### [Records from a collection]
+-------+
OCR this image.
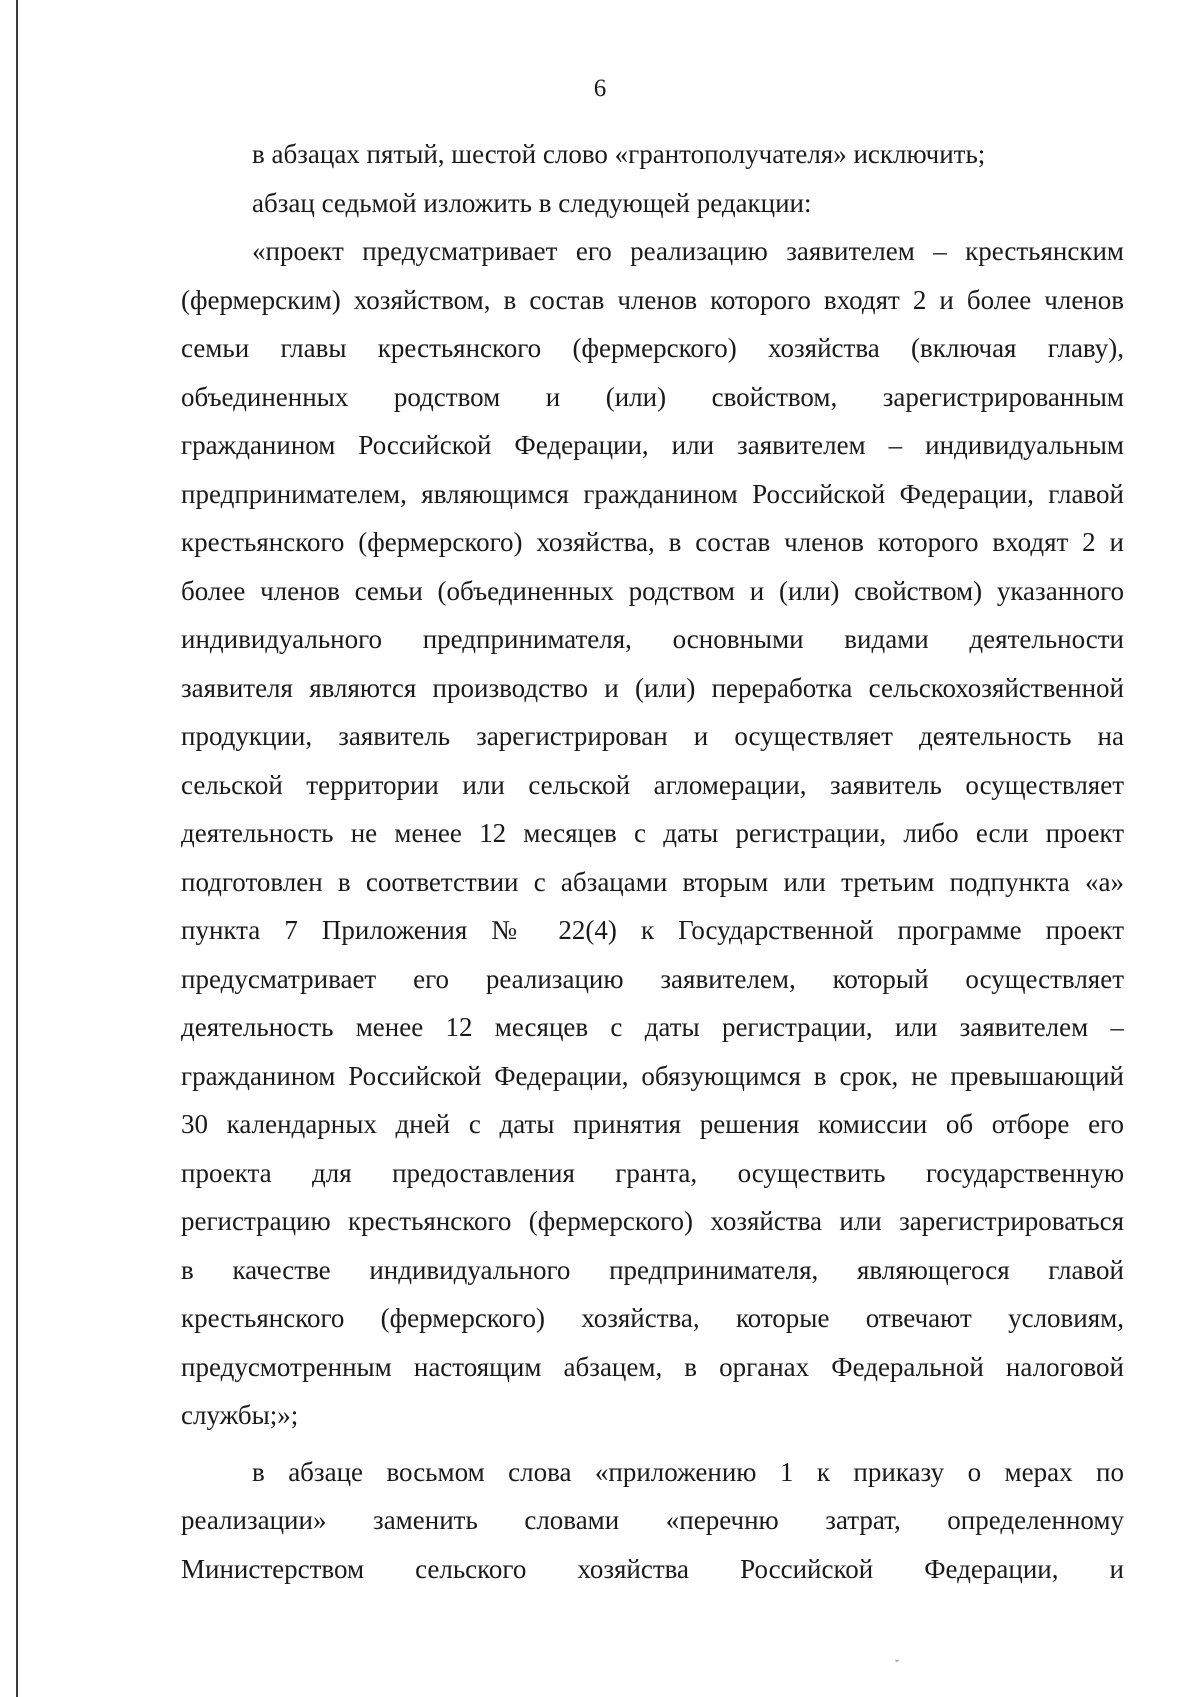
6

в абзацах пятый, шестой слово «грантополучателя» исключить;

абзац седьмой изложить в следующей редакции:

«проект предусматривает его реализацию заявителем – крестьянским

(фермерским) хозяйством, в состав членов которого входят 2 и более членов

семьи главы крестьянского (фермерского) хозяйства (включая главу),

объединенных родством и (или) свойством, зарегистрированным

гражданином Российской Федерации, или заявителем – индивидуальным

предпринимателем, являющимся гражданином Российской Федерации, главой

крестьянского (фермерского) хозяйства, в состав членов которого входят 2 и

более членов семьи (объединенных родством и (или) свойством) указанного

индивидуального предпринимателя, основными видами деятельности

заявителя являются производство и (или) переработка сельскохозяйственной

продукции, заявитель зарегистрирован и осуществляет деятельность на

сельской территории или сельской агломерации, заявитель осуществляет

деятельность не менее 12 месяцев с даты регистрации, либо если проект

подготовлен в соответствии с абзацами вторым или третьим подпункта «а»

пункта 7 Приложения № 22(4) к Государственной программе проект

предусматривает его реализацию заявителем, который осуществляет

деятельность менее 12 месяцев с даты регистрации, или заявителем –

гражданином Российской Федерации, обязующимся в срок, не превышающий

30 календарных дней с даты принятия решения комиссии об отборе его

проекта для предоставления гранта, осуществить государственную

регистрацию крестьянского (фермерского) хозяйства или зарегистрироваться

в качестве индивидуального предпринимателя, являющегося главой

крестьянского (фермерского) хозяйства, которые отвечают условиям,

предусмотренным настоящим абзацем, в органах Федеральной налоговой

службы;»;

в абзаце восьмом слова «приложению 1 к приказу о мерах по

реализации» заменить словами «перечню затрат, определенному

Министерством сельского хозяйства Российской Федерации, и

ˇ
+-------+
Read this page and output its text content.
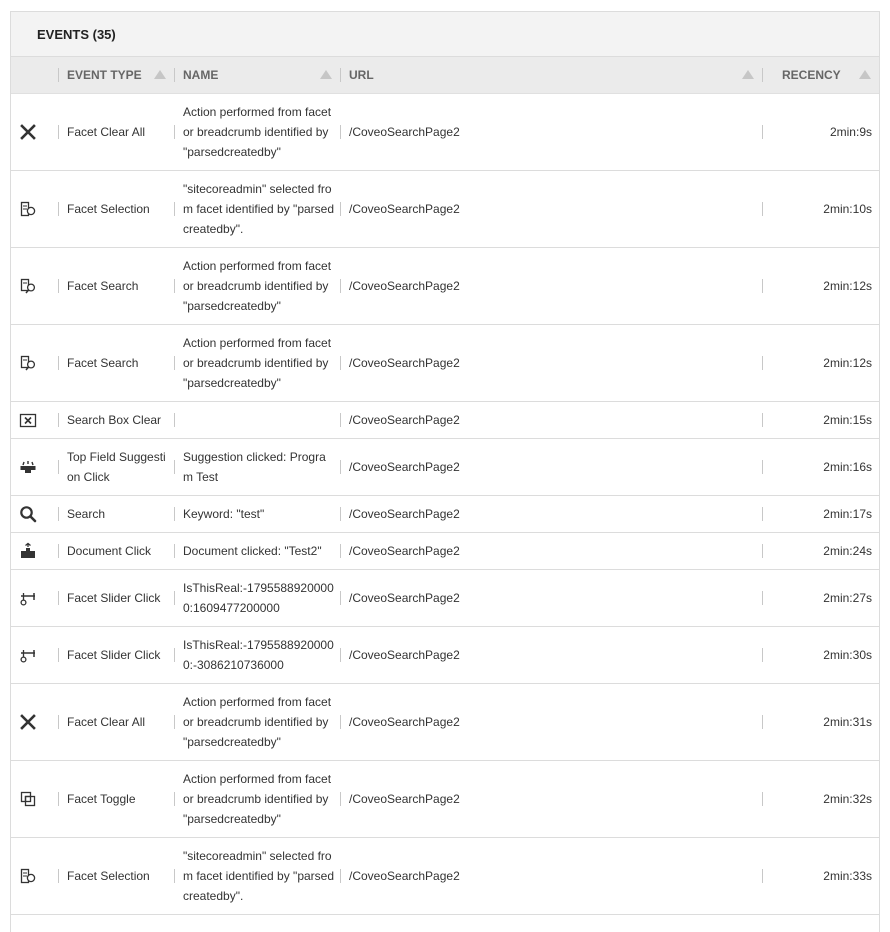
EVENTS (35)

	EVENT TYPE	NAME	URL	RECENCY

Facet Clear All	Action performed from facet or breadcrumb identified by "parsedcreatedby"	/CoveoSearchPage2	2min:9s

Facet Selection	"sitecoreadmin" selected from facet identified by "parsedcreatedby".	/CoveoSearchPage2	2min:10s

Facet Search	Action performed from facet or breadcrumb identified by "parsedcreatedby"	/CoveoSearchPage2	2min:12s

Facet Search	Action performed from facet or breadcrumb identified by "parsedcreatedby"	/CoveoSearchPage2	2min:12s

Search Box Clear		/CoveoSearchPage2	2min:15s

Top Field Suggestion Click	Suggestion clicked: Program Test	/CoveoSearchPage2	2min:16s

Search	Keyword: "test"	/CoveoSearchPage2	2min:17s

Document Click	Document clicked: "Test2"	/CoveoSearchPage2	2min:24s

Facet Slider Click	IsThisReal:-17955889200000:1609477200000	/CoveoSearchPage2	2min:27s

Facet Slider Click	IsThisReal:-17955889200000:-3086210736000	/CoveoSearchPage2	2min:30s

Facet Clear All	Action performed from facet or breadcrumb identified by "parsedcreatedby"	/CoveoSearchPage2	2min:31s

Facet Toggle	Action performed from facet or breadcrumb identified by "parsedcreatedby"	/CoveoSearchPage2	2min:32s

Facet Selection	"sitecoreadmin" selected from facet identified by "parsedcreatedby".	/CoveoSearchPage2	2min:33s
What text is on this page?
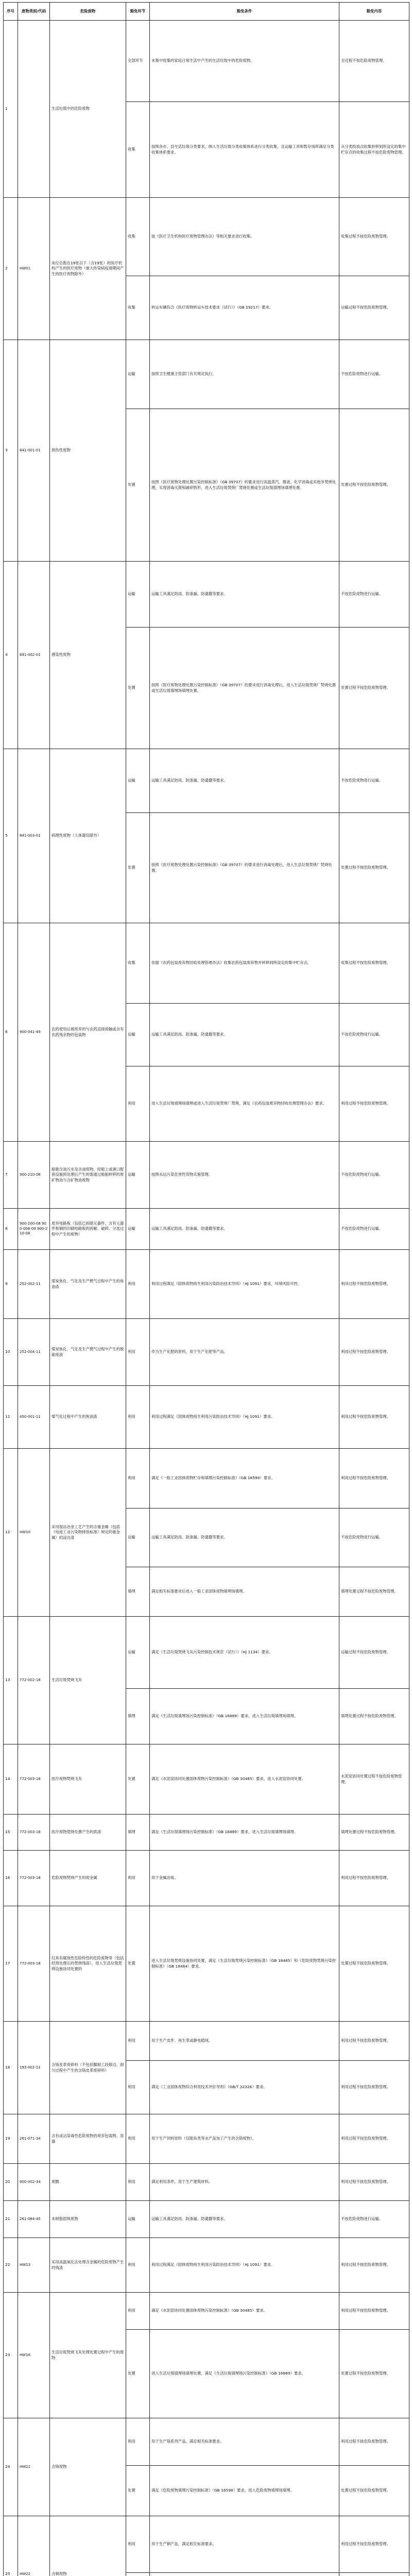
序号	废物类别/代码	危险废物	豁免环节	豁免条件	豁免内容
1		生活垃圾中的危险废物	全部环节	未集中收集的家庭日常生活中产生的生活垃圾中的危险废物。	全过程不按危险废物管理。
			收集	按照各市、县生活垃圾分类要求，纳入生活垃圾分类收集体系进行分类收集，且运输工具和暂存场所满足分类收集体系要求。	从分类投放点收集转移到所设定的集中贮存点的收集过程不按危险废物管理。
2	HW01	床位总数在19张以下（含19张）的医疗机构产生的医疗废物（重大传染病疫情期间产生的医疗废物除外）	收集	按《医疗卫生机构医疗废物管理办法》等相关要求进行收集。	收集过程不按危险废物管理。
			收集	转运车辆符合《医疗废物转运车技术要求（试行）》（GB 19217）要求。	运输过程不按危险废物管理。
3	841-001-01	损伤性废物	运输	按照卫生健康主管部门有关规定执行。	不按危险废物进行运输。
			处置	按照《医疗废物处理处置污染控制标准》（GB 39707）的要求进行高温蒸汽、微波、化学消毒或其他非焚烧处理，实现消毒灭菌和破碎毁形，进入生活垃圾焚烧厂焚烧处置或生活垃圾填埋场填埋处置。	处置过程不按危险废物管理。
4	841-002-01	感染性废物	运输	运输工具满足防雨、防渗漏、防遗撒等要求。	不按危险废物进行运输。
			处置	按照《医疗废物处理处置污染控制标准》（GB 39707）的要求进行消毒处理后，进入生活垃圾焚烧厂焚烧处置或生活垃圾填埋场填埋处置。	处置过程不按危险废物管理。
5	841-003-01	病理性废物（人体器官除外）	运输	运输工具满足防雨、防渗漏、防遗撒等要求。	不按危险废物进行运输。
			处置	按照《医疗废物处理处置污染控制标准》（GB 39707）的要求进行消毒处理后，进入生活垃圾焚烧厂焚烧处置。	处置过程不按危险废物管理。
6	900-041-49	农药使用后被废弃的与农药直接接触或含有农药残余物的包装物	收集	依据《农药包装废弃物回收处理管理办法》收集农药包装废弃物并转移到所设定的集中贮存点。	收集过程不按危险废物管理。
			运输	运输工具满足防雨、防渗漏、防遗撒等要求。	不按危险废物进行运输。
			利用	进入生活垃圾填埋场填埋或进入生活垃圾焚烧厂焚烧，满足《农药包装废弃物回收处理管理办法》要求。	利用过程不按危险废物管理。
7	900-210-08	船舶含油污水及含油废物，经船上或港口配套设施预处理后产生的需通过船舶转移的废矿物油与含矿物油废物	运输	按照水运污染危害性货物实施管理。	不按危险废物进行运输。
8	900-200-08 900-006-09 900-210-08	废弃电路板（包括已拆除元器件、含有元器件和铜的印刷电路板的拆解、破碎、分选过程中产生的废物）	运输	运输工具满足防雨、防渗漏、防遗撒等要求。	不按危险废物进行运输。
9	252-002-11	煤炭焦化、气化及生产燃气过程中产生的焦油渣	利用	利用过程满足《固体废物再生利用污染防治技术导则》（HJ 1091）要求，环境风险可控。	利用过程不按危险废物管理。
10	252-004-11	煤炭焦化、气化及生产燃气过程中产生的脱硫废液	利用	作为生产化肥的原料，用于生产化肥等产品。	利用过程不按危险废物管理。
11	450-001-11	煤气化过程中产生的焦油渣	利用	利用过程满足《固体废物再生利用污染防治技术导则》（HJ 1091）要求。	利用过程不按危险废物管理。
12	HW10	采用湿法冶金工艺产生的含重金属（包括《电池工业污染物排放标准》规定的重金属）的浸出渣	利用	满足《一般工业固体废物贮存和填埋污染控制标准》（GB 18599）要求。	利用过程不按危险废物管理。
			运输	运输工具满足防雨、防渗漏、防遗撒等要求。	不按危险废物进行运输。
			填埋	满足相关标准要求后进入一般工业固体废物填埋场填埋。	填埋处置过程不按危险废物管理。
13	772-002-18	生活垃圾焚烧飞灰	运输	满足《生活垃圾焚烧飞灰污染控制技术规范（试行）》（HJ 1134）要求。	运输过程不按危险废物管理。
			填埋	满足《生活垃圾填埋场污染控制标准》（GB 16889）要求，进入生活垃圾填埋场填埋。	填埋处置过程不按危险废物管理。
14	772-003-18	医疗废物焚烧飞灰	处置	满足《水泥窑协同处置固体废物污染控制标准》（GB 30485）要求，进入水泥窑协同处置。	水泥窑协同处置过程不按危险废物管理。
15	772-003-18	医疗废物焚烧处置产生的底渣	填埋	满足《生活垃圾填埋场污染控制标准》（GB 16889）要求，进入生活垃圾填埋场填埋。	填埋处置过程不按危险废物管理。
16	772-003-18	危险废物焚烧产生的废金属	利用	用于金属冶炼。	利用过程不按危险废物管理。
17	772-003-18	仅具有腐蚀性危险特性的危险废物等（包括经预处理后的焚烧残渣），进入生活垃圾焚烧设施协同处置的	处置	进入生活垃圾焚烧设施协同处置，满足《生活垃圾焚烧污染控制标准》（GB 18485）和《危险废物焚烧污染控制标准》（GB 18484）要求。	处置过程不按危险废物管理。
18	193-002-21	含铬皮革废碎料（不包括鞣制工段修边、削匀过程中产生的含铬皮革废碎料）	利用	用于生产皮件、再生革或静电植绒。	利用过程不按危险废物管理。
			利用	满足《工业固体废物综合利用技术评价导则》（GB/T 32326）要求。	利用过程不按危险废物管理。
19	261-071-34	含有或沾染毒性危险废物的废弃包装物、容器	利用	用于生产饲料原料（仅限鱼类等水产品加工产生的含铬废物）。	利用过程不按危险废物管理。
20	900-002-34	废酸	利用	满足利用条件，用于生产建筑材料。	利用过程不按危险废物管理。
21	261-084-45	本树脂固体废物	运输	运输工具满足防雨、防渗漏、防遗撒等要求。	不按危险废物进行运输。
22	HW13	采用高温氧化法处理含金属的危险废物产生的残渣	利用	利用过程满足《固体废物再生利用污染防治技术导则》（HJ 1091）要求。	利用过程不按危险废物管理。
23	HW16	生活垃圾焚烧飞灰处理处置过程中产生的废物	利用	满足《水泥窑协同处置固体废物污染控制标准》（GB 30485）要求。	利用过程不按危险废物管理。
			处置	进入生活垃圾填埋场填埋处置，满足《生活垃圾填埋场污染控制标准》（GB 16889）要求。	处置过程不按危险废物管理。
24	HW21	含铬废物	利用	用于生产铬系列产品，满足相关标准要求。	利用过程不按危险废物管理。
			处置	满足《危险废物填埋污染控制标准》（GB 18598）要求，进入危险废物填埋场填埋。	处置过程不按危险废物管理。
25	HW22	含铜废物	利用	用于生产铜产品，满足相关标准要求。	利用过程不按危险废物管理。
+-------+
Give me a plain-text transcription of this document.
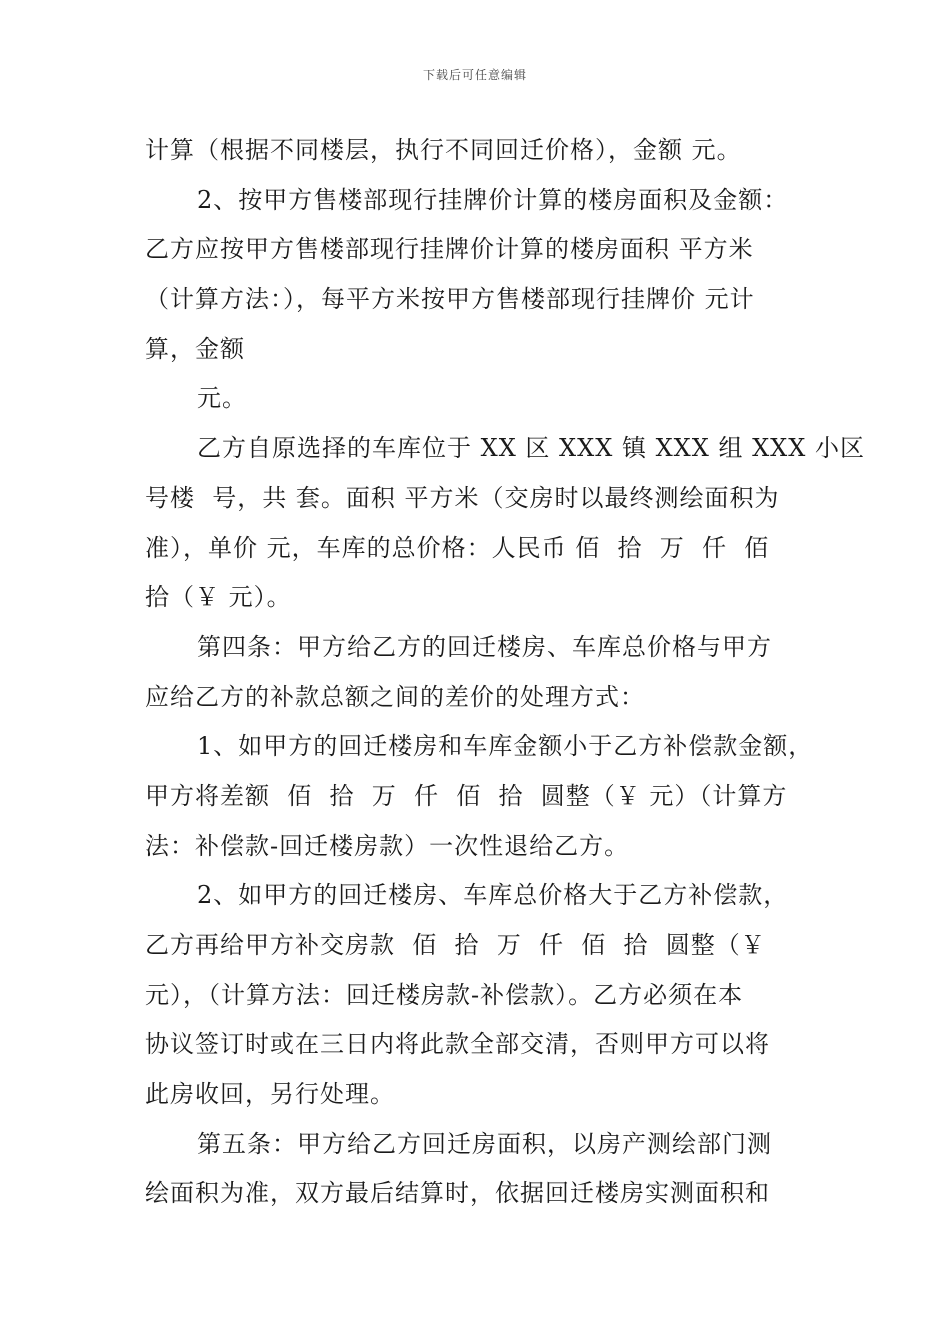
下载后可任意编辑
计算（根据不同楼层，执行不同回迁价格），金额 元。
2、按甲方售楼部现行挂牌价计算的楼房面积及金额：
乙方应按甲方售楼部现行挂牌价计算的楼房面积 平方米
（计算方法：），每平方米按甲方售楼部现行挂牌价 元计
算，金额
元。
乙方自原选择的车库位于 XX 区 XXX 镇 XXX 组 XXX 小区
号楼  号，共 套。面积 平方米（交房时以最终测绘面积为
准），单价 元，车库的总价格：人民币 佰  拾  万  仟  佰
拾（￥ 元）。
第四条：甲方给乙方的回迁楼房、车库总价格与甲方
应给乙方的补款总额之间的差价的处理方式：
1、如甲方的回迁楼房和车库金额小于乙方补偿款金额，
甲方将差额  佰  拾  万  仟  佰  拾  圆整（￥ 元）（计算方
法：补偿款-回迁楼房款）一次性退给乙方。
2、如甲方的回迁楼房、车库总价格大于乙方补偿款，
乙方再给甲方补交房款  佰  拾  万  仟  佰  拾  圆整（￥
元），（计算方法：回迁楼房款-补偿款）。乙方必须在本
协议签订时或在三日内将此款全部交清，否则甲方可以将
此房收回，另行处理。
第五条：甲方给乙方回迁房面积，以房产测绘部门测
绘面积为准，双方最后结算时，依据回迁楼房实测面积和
+-------+
### [Stated exercise]
Go through the entries above and copy every line containing "IsThisReal".

### [Solution]
Facet Slider Click	IsThisReal:-17955889200000:1609477200000	/CoveoSearchPage2	2min:27s
Facet Slider Click	IsThisReal:-17955889200000:-3086210736000	/CoveoSearchPage2	2min:30s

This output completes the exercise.